→ DATA ENTRIES
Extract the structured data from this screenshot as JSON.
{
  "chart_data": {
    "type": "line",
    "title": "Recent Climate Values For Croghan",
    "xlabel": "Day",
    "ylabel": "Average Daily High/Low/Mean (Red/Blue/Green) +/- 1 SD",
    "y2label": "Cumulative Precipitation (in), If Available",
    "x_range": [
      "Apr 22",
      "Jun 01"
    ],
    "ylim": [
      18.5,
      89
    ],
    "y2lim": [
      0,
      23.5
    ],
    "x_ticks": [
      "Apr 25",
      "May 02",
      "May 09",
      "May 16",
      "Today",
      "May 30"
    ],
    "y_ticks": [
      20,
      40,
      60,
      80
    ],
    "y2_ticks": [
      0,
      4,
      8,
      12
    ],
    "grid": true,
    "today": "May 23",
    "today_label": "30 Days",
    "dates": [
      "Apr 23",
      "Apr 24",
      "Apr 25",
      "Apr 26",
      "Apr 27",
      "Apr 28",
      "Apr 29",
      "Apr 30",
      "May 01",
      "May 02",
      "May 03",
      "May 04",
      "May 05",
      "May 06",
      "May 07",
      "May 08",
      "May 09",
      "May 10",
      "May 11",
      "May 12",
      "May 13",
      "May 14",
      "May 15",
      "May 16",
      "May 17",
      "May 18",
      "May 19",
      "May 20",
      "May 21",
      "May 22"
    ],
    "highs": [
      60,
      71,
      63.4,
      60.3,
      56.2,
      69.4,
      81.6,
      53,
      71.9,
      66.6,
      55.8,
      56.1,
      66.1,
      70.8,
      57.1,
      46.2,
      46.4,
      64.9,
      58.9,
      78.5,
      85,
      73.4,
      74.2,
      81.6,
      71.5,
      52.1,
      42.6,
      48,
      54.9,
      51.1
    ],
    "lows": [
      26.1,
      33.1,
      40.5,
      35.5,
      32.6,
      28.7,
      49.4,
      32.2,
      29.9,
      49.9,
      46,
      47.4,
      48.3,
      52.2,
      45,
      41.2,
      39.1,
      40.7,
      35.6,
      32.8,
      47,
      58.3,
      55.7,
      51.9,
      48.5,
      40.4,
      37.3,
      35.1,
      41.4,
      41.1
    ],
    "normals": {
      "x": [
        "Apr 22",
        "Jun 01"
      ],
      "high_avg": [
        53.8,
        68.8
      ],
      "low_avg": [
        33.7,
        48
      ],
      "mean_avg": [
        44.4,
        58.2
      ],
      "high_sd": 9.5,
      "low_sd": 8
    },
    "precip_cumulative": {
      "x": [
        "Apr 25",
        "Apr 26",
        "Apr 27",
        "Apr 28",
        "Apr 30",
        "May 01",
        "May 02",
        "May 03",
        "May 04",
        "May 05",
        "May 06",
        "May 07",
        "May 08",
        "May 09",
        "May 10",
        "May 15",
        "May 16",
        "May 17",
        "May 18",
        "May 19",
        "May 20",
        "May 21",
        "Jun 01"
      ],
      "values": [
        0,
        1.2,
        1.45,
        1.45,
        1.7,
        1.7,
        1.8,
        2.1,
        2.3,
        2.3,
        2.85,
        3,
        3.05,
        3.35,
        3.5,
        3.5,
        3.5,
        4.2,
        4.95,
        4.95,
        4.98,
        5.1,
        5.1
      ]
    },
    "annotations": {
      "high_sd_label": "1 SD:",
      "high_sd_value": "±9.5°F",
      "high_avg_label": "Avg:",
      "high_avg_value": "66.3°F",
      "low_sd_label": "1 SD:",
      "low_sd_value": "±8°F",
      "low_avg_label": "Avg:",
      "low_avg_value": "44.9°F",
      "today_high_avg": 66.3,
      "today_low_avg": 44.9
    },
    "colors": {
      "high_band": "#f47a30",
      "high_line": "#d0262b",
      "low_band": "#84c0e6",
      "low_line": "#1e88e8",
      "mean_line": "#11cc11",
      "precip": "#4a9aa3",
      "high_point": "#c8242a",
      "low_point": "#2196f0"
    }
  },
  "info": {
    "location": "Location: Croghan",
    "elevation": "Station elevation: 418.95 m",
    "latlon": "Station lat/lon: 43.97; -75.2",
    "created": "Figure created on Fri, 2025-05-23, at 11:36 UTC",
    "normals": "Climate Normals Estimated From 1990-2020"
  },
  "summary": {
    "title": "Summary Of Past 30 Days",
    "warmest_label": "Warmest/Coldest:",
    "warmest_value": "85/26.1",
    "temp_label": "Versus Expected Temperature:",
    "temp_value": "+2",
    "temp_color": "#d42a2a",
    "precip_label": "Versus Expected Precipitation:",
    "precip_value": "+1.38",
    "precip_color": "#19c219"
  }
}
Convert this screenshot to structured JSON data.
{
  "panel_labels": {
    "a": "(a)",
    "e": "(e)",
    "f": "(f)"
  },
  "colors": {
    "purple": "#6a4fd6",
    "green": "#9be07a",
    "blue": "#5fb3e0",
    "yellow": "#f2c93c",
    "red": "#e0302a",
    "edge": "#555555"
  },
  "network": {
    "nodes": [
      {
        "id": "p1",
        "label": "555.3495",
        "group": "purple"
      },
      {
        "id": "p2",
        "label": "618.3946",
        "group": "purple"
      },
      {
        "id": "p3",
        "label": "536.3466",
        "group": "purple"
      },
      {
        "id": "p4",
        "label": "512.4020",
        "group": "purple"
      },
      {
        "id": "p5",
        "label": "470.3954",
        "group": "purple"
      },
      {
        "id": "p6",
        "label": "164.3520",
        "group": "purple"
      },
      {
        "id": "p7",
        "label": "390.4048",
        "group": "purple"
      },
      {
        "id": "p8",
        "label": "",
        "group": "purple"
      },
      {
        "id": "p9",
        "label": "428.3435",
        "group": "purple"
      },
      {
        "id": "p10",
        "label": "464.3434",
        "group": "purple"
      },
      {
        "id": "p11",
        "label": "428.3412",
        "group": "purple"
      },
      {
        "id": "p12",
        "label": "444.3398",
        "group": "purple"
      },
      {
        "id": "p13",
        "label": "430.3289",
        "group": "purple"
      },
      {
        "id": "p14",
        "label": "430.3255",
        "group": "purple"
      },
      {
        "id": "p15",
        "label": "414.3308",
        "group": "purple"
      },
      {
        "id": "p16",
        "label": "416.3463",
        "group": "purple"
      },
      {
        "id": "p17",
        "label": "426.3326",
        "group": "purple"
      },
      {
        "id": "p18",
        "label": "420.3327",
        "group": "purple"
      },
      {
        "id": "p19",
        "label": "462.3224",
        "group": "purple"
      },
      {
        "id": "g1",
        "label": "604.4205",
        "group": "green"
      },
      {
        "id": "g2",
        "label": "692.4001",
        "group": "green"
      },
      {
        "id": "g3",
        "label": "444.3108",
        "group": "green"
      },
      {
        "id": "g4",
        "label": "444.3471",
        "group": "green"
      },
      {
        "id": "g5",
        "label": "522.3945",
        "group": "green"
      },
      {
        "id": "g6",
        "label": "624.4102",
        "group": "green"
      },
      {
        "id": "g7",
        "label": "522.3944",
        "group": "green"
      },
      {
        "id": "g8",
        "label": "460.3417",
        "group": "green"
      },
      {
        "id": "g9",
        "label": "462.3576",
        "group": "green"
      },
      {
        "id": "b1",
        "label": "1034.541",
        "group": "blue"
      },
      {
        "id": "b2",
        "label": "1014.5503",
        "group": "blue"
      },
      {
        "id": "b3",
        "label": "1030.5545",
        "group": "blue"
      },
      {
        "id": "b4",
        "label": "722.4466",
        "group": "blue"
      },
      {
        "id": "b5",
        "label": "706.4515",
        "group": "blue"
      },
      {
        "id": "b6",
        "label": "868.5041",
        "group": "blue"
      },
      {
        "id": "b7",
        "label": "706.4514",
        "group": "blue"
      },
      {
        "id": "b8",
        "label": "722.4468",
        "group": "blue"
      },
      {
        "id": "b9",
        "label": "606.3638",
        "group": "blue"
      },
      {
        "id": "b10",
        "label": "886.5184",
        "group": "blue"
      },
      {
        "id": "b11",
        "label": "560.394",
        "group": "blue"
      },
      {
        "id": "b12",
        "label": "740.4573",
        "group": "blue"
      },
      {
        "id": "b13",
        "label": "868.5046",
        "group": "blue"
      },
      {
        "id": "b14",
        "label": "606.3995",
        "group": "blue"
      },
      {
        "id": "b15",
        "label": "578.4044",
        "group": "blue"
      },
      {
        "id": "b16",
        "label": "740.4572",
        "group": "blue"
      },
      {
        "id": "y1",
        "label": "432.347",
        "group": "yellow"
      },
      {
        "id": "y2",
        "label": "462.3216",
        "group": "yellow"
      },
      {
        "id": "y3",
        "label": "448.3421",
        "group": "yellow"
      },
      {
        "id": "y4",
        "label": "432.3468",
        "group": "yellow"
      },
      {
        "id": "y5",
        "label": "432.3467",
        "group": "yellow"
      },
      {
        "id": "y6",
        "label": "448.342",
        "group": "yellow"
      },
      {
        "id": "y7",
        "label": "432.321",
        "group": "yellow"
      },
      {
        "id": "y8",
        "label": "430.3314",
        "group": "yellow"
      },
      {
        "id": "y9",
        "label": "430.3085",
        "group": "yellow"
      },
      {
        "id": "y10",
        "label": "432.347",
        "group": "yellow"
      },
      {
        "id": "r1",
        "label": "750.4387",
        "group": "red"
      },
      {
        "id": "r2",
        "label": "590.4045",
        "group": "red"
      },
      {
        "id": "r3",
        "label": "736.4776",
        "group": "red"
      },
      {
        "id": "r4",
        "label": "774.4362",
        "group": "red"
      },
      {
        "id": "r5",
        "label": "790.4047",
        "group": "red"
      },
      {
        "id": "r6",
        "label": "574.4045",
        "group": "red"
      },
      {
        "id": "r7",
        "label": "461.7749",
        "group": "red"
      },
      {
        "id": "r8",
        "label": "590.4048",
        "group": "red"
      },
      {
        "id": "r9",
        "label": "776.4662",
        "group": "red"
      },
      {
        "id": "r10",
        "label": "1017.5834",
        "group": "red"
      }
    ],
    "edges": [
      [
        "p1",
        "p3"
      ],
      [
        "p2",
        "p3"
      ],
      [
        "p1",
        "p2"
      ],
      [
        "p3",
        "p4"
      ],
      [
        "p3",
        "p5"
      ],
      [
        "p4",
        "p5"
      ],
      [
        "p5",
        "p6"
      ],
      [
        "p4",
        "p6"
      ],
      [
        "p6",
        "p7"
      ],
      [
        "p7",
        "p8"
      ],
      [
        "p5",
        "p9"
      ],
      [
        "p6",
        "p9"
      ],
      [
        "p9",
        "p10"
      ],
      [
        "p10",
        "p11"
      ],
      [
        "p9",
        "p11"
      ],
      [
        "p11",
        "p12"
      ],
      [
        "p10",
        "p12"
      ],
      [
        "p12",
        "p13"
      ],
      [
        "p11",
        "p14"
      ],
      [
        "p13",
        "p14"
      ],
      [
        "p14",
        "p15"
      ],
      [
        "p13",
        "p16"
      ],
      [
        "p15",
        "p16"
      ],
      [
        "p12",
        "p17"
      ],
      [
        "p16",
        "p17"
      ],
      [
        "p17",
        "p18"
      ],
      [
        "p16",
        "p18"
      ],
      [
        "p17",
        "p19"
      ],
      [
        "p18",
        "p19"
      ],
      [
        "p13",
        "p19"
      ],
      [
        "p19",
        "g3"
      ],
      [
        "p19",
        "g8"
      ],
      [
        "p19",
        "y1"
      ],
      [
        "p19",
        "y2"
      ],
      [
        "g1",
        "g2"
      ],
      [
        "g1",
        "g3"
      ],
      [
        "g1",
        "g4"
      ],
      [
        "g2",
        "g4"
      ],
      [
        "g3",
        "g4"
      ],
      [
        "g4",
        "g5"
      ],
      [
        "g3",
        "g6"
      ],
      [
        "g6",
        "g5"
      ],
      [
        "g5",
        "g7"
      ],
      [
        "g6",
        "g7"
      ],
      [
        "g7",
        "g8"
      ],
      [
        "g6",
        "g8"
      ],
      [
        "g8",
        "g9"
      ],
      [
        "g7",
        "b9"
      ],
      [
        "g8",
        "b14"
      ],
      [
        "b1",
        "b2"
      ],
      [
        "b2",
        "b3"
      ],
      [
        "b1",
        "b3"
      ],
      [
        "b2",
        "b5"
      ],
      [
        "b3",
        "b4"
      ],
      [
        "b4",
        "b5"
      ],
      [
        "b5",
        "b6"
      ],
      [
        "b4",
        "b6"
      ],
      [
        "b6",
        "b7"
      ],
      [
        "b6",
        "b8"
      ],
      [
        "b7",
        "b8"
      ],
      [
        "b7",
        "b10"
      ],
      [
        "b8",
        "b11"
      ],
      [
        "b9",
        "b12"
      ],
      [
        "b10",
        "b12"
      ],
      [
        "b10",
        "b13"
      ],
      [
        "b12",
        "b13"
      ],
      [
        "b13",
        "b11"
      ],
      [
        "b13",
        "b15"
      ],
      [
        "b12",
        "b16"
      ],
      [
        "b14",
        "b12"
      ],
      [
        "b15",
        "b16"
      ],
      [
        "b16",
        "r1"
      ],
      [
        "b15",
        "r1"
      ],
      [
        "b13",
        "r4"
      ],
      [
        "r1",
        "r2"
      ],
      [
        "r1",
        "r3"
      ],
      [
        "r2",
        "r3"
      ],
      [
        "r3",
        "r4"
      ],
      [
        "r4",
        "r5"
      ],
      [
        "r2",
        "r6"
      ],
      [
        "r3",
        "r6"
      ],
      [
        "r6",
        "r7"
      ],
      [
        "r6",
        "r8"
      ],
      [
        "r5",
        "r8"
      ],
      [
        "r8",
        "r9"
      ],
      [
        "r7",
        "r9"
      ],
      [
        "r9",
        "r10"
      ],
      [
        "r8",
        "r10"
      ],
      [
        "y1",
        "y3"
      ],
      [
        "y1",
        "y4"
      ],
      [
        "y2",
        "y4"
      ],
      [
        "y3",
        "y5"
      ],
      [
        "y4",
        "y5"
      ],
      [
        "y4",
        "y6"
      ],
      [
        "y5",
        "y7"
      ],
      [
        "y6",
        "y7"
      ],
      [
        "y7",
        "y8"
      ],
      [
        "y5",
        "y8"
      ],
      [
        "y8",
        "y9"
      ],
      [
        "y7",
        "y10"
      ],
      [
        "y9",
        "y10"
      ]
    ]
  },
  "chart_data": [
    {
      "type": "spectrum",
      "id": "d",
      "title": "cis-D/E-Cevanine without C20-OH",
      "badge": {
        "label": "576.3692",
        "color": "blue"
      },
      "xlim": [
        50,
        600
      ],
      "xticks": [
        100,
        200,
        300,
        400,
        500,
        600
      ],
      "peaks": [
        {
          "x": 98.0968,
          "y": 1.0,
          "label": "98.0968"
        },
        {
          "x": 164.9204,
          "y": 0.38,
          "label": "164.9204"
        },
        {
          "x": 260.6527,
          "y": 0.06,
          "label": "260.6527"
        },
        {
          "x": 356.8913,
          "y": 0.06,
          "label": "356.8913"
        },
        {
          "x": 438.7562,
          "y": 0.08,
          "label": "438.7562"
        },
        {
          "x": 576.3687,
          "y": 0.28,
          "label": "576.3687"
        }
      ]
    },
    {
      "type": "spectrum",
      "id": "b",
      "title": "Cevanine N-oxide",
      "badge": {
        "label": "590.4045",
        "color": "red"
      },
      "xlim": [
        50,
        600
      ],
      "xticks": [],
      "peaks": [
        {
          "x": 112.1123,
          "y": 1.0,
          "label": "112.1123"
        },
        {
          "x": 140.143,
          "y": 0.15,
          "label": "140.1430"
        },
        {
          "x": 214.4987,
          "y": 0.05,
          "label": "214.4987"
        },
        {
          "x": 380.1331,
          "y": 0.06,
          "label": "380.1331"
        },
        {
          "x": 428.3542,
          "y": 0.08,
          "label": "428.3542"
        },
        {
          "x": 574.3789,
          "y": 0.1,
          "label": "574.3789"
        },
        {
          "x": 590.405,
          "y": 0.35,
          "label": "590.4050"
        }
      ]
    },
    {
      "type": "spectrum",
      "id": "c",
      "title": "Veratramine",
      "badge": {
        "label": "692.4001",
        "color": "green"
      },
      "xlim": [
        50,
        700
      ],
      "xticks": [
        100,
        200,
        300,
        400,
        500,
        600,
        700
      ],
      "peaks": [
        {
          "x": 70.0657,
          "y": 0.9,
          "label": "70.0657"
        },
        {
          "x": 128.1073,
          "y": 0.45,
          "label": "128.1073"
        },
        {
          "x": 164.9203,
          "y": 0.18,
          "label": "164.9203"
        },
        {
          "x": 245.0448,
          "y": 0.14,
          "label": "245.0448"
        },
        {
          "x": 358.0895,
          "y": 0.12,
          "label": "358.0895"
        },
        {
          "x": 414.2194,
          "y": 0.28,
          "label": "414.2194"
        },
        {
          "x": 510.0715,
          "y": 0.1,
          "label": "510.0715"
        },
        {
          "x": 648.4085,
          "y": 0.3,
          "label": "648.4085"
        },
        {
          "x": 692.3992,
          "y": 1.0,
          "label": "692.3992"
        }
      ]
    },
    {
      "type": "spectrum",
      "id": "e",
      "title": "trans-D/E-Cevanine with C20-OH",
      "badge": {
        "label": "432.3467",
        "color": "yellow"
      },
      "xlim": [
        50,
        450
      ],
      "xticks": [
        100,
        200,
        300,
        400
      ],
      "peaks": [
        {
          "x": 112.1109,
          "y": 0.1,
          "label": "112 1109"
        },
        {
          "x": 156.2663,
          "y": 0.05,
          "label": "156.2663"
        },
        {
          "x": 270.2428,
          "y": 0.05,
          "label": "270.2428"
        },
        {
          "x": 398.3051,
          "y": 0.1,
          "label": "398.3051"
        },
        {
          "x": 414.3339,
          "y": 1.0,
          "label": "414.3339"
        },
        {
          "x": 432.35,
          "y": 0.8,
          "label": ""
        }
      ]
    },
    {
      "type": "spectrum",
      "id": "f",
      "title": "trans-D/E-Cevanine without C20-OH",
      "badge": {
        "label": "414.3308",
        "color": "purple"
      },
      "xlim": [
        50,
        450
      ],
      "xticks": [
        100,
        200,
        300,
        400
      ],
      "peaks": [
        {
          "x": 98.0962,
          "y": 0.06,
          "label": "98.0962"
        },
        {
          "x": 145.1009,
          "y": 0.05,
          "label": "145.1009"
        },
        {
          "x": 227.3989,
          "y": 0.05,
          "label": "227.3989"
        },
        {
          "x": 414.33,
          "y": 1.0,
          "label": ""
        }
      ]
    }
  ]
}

→ REQUIREMENTS
Your answer should be a single number: how many lines of the material contain the word "Days".

→ TASK RESPONSE
2